Your task is to quote the material that follows, in full and exactly.

— Begin DATA RECORDS —

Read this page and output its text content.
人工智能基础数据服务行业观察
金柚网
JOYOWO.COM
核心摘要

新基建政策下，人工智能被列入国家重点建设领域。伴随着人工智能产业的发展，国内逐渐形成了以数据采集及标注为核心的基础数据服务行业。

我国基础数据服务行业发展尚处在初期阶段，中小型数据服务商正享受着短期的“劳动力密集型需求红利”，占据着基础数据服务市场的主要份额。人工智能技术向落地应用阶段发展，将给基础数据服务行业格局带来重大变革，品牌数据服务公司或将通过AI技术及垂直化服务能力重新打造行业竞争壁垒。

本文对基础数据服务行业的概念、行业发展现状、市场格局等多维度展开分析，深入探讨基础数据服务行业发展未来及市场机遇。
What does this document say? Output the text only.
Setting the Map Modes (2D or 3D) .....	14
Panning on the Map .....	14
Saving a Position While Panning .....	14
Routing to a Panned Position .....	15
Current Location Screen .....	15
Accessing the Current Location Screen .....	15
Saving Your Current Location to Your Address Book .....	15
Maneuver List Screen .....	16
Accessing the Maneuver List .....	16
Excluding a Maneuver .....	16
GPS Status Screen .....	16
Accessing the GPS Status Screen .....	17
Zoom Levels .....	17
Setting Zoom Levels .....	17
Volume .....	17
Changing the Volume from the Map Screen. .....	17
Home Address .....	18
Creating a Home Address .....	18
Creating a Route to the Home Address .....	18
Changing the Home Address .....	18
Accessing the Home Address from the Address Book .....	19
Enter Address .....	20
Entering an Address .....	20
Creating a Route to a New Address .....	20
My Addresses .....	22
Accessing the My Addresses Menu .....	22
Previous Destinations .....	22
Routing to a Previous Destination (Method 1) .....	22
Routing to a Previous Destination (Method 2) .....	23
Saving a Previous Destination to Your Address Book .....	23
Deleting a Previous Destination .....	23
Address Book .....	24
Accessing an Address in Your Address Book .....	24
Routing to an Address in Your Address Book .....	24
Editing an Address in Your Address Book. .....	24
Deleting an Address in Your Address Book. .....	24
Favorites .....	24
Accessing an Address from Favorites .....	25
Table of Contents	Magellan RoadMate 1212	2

— End DATA RECORDS —

* [ANSWER]
Read this page and output its text content.
人工智能基础数据服务行业观察
金柚网
JOYOWO.COM
核心摘要

新基建政策下，人工智能被列入国家重点建设领域。伴随着人工智能产业的发展，国内逐渐形成了以数据采集及标注为核心的基础数据服务行业。

我国基础数据服务行业发展尚处在初期阶段，中小型数据服务商正享受着短期的“劳动力密集型需求红利”，占据着基础数据服务市场的主要份额。人工智能技术向落地应用阶段发展，将给基础数据服务行业格局带来重大变革，品牌数据服务公司或将通过AI技术及垂直化服务能力重新打造行业竞争壁垒。

本文对基础数据服务行业的概念、行业发展现状、市场格局等多维度展开分析，深入探讨基础数据服务行业发展未来及市场机遇。
What does this document say? Output the text only.
Setting the Map Modes (2D or 3D) .....	14
Panning on the Map .....	14
Saving a Position While Panning .....	14
Routing to a Panned Position .....	15
Current Location Screen .....	15
Accessing the Current Location Screen .....	15
Saving Your Current Location to Your Address Book .....	15
Maneuver List Screen .....	16
Accessing the Maneuver List .....	16
Excluding a Maneuver .....	16
GPS Status Screen .....	16
Accessing the GPS Status Screen .....	17
Zoom Levels .....	17
Setting Zoom Levels .....	17
Volume .....	17
Changing the Volume from the Map Screen. .....	17
Home Address .....	18
Creating a Home Address .....	18
Creating a Route to the Home Address .....	18
Changing the Home Address .....	18
Accessing the Home Address from the Address Book .....	19
Enter Address .....	20
Entering an Address .....	20
Creating a Route to a New Address .....	20
My Addresses .....	22
Accessing the My Addresses Menu .....	22
Previous Destinations .....	22
Routing to a Previous Destination (Method 1) .....	22
Routing to a Previous Destination (Method 2) .....	23
Saving a Previous Destination to Your Address Book .....	23
Deleting a Previous Destination .....	23
Address Book .....	24
Accessing an Address in Your Address Book .....	24
Routing to an Address in Your Address Book .....	24
Editing an Address in Your Address Book. .....	24
Deleting an Address in Your Address Book. .....	24
Favorites .....	24
Accessing an Address from Favorites .....	25
Table of Contents	Magellan RoadMate 1212	2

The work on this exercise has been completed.